Problem
Search the listing below for the string "förskola" and copy every line where it occurs.

Data for processing
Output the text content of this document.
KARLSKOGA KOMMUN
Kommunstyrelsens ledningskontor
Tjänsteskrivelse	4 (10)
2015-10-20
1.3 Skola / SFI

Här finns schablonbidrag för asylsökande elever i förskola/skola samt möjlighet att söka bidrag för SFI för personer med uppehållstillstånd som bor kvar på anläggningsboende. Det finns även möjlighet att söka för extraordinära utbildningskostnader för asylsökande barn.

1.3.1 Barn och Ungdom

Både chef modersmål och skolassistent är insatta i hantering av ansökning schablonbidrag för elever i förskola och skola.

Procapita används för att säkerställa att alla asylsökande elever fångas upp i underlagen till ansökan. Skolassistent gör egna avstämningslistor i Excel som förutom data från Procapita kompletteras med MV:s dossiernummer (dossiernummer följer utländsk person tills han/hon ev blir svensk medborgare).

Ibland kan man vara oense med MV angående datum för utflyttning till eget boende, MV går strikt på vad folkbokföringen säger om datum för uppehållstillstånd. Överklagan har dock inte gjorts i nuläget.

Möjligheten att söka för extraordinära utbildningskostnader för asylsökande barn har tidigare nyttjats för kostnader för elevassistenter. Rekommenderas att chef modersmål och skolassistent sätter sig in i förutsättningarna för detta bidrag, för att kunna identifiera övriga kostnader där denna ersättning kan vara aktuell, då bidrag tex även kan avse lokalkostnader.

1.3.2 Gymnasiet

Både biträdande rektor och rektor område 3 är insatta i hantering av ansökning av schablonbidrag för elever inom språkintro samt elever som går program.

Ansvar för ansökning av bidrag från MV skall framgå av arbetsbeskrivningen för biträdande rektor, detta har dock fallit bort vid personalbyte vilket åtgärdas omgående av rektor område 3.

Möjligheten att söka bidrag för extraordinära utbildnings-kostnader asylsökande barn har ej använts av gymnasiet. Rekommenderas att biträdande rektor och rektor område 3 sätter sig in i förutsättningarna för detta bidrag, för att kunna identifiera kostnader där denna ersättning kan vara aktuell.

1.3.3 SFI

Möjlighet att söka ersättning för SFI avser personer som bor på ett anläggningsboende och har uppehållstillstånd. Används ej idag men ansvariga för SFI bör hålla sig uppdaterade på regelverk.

Output of the exercise
Här finns schablonbidrag för asylsökande elever i förskola/skola samt möjlighet att söka bidrag för SFI för personer med uppehållstillstånd som bor kvar på anläggningsboende. Det finns även möjlighet att söka för extraordinära utbildningskostnader för asylsökande barn.
Både chef modersmål och skolassistent är insatta i hantering av ansökning schablonbidrag för elever i förskola och skola.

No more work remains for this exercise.